**STATED EXERCISE:**
Without omitting anything, retype the data that follows.

Stored data:
—————

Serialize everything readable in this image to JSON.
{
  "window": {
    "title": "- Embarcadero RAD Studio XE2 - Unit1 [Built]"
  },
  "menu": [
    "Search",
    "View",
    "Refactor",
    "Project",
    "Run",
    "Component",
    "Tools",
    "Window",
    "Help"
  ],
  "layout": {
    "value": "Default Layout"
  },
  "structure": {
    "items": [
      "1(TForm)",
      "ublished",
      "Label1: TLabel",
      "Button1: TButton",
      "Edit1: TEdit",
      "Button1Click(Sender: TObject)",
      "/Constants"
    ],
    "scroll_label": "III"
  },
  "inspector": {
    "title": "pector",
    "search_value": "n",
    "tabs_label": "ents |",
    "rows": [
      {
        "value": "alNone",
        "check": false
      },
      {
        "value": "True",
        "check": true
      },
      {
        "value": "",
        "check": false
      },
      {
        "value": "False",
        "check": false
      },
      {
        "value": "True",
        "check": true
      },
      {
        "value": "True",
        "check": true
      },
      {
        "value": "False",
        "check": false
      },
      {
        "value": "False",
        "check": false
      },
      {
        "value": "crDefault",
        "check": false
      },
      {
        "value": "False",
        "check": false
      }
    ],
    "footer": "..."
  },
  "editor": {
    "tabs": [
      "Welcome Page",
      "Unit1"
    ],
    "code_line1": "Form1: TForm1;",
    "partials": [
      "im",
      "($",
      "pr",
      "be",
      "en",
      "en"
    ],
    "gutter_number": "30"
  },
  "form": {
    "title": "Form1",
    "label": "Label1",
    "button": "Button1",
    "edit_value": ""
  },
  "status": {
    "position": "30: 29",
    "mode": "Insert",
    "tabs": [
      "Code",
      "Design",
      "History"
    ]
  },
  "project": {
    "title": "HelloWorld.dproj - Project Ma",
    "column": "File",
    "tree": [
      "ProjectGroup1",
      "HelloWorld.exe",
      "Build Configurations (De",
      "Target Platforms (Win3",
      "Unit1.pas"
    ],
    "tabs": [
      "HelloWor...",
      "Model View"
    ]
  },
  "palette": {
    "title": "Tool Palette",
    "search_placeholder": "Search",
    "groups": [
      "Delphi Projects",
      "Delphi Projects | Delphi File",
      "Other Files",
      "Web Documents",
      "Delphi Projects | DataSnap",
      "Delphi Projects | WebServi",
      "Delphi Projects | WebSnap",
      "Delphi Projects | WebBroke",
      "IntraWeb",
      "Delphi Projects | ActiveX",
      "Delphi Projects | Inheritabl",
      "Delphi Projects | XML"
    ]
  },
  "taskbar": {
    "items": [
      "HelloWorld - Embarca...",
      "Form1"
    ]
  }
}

—————

**PROBLEM SOLUTION:**
Serialize everything readable in this image to JSON.
{
  "window": {
    "title": "- Embarcadero RAD Studio XE2 - Unit1 [Built]"
  },
  "menu": [
    "Search",
    "View",
    "Refactor",
    "Project",
    "Run",
    "Component",
    "Tools",
    "Window",
    "Help"
  ],
  "layout": {
    "value": "Default Layout"
  },
  "structure": {
    "items": [
      "1(TForm)",
      "ublished",
      "Label1: TLabel",
      "Button1: TButton",
      "Edit1: TEdit",
      "Button1Click(Sender: TObject)",
      "/Constants"
    ],
    "scroll_label": "III"
  },
  "inspector": {
    "title": "pector",
    "search_value": "n",
    "tabs_label": "ents |",
    "rows": [
      {
        "value": "alNone",
        "check": false
      },
      {
        "value": "True",
        "check": true
      },
      {
        "value": "",
        "check": false
      },
      {
        "value": "False",
        "check": false
      },
      {
        "value": "True",
        "check": true
      },
      {
        "value": "True",
        "check": true
      },
      {
        "value": "False",
        "check": false
      },
      {
        "value": "False",
        "check": false
      },
      {
        "value": "crDefault",
        "check": false
      },
      {
        "value": "False",
        "check": false
      }
    ],
    "footer": "..."
  },
  "editor": {
    "tabs": [
      "Welcome Page",
      "Unit1"
    ],
    "code_line1": "Form1: TForm1;",
    "partials": [
      "im",
      "($",
      "pr",
      "be",
      "en",
      "en"
    ],
    "gutter_number": "30"
  },
  "form": {
    "title": "Form1",
    "label": "Label1",
    "button": "Button1",
    "edit_value": ""
  },
  "status": {
    "position": "30: 29",
    "mode": "Insert",
    "tabs": [
      "Code",
      "Design",
      "History"
    ]
  },
  "project": {
    "title": "HelloWorld.dproj - Project Ma",
    "column": "File",
    "tree": [
      "ProjectGroup1",
      "HelloWorld.exe",
      "Build Configurations (De",
      "Target Platforms (Win3",
      "Unit1.pas"
    ],
    "tabs": [
      "HelloWor...",
      "Model View"
    ]
  },
  "palette": {
    "title": "Tool Palette",
    "search_placeholder": "Search",
    "groups": [
      "Delphi Projects",
      "Delphi Projects | Delphi File",
      "Other Files",
      "Web Documents",
      "Delphi Projects | DataSnap",
      "Delphi Projects | WebServi",
      "Delphi Projects | WebSnap",
      "Delphi Projects | WebBroke",
      "IntraWeb",
      "Delphi Projects | ActiveX",
      "Delphi Projects | Inheritabl",
      "Delphi Projects | XML"
    ]
  },
  "taskbar": {
    "items": [
      "HelloWorld - Embarca...",
      "Form1"
    ]
  }
}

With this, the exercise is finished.